'''

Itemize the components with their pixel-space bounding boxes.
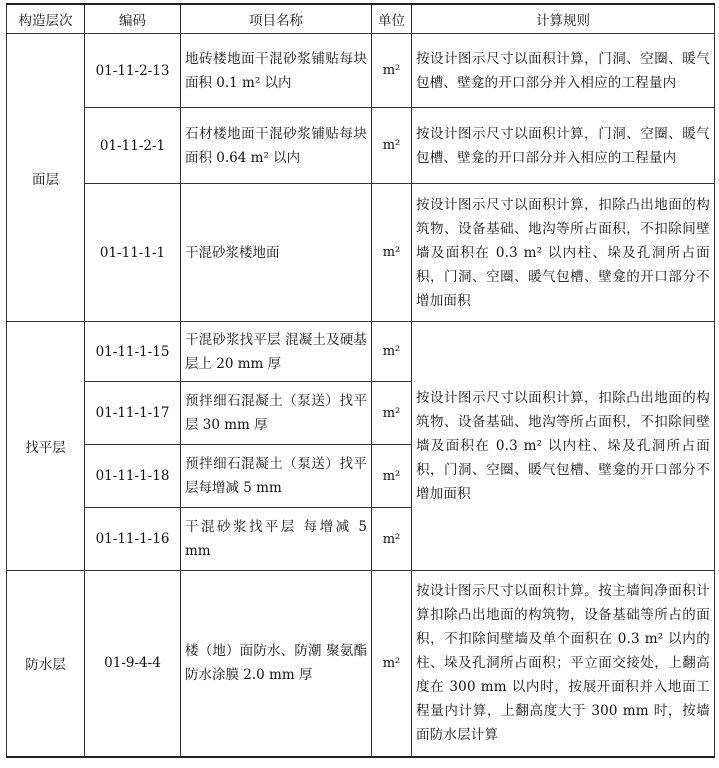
item-name-cell: 干混砂浆楼地面	[181, 184, 372, 322]
item-name-cell: 预拌细石混凝土（泵送）找平层每增减 5 mm	[181, 445, 372, 508]
unit-cell: m²	[372, 34, 412, 108]
table-row	[7, 108, 715, 184]
unit-cell: m²	[372, 184, 412, 322]
header-row	[7, 4, 715, 34]
table-row	[7, 184, 715, 322]
item-name-cell: 预拌细石混凝土（泵送）找平层 30 mm 厚	[181, 382, 372, 445]
header-code: 编码	[85, 4, 181, 34]
rule-cell: 按设计图示尺寸以面积计算，门洞、空圈、暖气包槽、壁龛的开口部分并入相应的工程量内	[412, 108, 715, 184]
rule-cell: 按设计图示尺寸以面积计算，扣除凸出地面的构筑物、设备基础、地沟等所占面积，不扣除间壁墙及面积在 0.3 m² 以内柱、垛及孔洞所占面积，门洞、空圈、暖气包槽、壁龛的开口部分不增加面积	[412, 322, 715, 571]
item-name-cell: 石材楼地面干混砂浆铺贴每块面积 0.64 m² 以内	[181, 108, 372, 184]
code-cell: 01-11-2-1	[85, 108, 181, 184]
layer-cell: 面层	[7, 34, 85, 322]
table-row	[7, 571, 715, 757]
unit-cell: m²	[372, 382, 412, 445]
item-name-cell: 干混砂浆找平层 每增减 5 mm	[181, 508, 372, 571]
table-row	[7, 34, 715, 108]
header-unit: 单位	[372, 4, 412, 34]
item-name-cell: 地砖楼地面干混砂浆铺贴每块面积 0.1 m² 以内	[181, 34, 372, 108]
rule-cell: 按设计图示尺寸以面积计算，门洞、空圈、暖气包槽、壁龛的开口部分并入相应的工程量内	[412, 34, 715, 108]
unit-cell: m²	[372, 322, 412, 382]
layer-cell: 找平层	[7, 322, 85, 571]
code-cell: 01-11-2-13	[85, 34, 181, 108]
layer-cell: 防水层	[7, 571, 85, 757]
item-name-cell: 楼（地）面防水、防潮 聚氨酯防水涂膜 2.0 mm 厚	[181, 571, 372, 757]
header-layer: 构造层次	[7, 4, 85, 34]
header-rule: 计算规则	[412, 4, 715, 34]
unit-cell: m²	[372, 445, 412, 508]
code-cell: 01-11-1-15	[85, 322, 181, 382]
calculation-rules-table	[6, 3, 715, 758]
rule-cell: 按设计图示尺寸以面积计算。按主墙间净面积计算扣除凸出地面的构筑物，设备基础等所占的面积，不扣除间壁墙及单个面积在 0.3 m² 以内的柱、垛及孔洞所占面积；平立面交接处，上翻高度在 300 mm 以内时，按展开面积并入地面工程量内计算，上翻高度大于 300 mm 时，按墙面防水层计算	[412, 571, 715, 757]
code-cell: 01-11-1-16	[85, 508, 181, 571]
unit-cell: m²	[372, 571, 412, 757]
rule-cell: 按设计图示尺寸以面积计算，扣除凸出地面的构筑物、设备基础、地沟等所占面积，不扣除间壁墙及面积在 0.3 m² 以内柱、垛及孔洞所占面积，门洞、空圈、暖气包槽、壁龛的开口部分不增加面积	[412, 184, 715, 322]
header-item-name: 项目名称	[181, 4, 372, 34]
code-cell: 01-9-4-4	[85, 571, 181, 757]
code-cell: 01-11-1-1	[85, 184, 181, 322]
code-cell: 01-11-1-17	[85, 382, 181, 445]
table-row	[7, 322, 715, 382]
unit-cell: m²	[372, 108, 412, 184]
code-cell: 01-11-1-18	[85, 445, 181, 508]
item-name-cell: 干混砂浆找平层 混凝土及硬基层上 20 mm 厚	[181, 322, 372, 382]
unit-cell: m²	[372, 508, 412, 571]
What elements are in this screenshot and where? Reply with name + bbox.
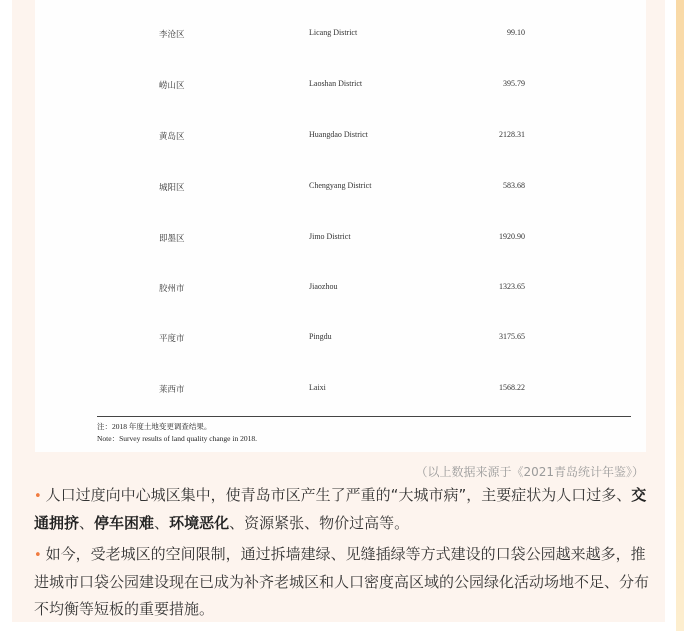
- area-value: 99.10: [507, 28, 525, 37]
- district-cn: 崂山区: [159, 80, 185, 90]
- area-value: 1323.65: [499, 282, 525, 291]
- district-en: Chengyang District: [309, 181, 372, 190]
- data-source-caption: （以上数据来源于《2021青岛统计年鉴》）: [415, 465, 644, 479]
- district-en: Laoshan District: [309, 79, 363, 88]
- district-en: Huangdao District: [309, 130, 368, 139]
- table-bottom-rule: [97, 416, 631, 417]
- district-en: Jiaozhou: [309, 282, 338, 291]
- separator: 、: [79, 514, 95, 532]
- district-en: Licang District: [309, 28, 358, 37]
- table-row: [35, 328, 646, 348]
- table-row: [35, 379, 646, 399]
- area-value: 2128.31: [499, 130, 525, 139]
- table-row: [35, 278, 646, 298]
- paragraph-text: 、资源紧张、物价过高等。: [229, 514, 410, 532]
- table-row: [35, 75, 646, 95]
- paragraph-urban-problems: [34, 482, 652, 537]
- area-value: 583.68: [503, 181, 525, 190]
- area-value: 395.79: [503, 79, 525, 88]
- paragraph-text: 如今，受老城区的空间限制，通过拆墙建绿、见缝插绿等方式建设的口袋公园越来越多，推进城市口袋公园建设现在已成为补齐老城区和人口密度高区域的公园绿化活动场地不足、分布不均衡等短板的重要措施。: [34, 545, 650, 618]
- district-cn: 即墨区: [159, 233, 185, 243]
- area-value: 3175.65: [499, 332, 525, 341]
- district-en: Laixi: [309, 383, 326, 392]
- accent-scroll-bar: [676, 0, 684, 631]
- table-row: [35, 126, 646, 146]
- district-cn: 平度市: [159, 333, 185, 343]
- district-en: Jimo District: [309, 232, 351, 241]
- bullet-icon: •: [34, 548, 42, 563]
- emphasis-parking: 停车困难: [94, 514, 155, 532]
- district-cn: 莱西市: [159, 384, 185, 394]
- emphasis-traffic: 交通拥挤: [34, 486, 647, 532]
- emphasis-environment: 环境恶化: [169, 514, 230, 532]
- separator: 、: [154, 514, 170, 532]
- paragraph-pocket-parks: [34, 541, 652, 623]
- statistics-table-image: [35, 0, 646, 452]
- district-en: Pingdu: [309, 332, 332, 341]
- table-row: [35, 177, 646, 197]
- table-note-en: Note：Survey results of land quality change in 2018.: [97, 434, 257, 443]
- table-row: [35, 228, 646, 248]
- area-value: 1920.90: [499, 232, 525, 241]
- paragraph-text: 人口过度向中心城区集中，使青岛市区产生了严重的“大城市病”，主要症状为人口过多、: [45, 486, 632, 504]
- table-row: [35, 24, 646, 44]
- district-cn: 黄岛区: [159, 131, 185, 141]
- area-value: 1568.22: [499, 383, 525, 392]
- bullet-icon: •: [34, 489, 42, 504]
- table-note-cn: 注：2018 年度土地变更调查结果。: [97, 422, 212, 431]
- district-cn: 李沧区: [159, 29, 185, 39]
- district-cn: 城阳区: [159, 182, 185, 192]
- district-cn: 胶州市: [159, 283, 185, 293]
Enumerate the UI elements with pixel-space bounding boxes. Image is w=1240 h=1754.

'''

Pull out every line of the records that contains the string "按设计图示尺寸以面积计算", matching case.

rule-cell: 按设计图示尺寸以面积计算，门洞、空圈、暖气包槽、壁龛的开口部分并入相应的工程量内	[412, 108, 715, 184]
rule-cell: 按设计图示尺寸以面积计算，扣除凸出地面的构筑物、设备基础、地沟等所占面积，不扣除间壁墙及面积在 0.3 m² 以内柱、垛及孔洞所占面积，门洞、空圈、暖气包槽、壁龛的开口部分不增加面积	[412, 322, 715, 571]
rule-cell: 按设计图示尺寸以面积计算，门洞、空圈、暖气包槽、壁龛的开口部分并入相应的工程量内	[412, 34, 715, 108]
rule-cell: 按设计图示尺寸以面积计算。按主墙间净面积计算扣除凸出地面的构筑物，设备基础等所占的面积，不扣除间壁墙及单个面积在 0.3 m² 以内的柱、垛及孔洞所占面积；平立面交接处，上翻高度在 300 mm 以内时，按展开面积并入地面工程量内计算，上翻高度大于 300 mm 时，按墙面防水层计算	[412, 571, 715, 757]
rule-cell: 按设计图示尺寸以面积计算，扣除凸出地面的构筑物、设备基础、地沟等所占面积，不扣除间壁墙及面积在 0.3 m² 以内柱、垛及孔洞所占面积，门洞、空圈、暖气包槽、壁龛的开口部分不增加面积	[412, 184, 715, 322]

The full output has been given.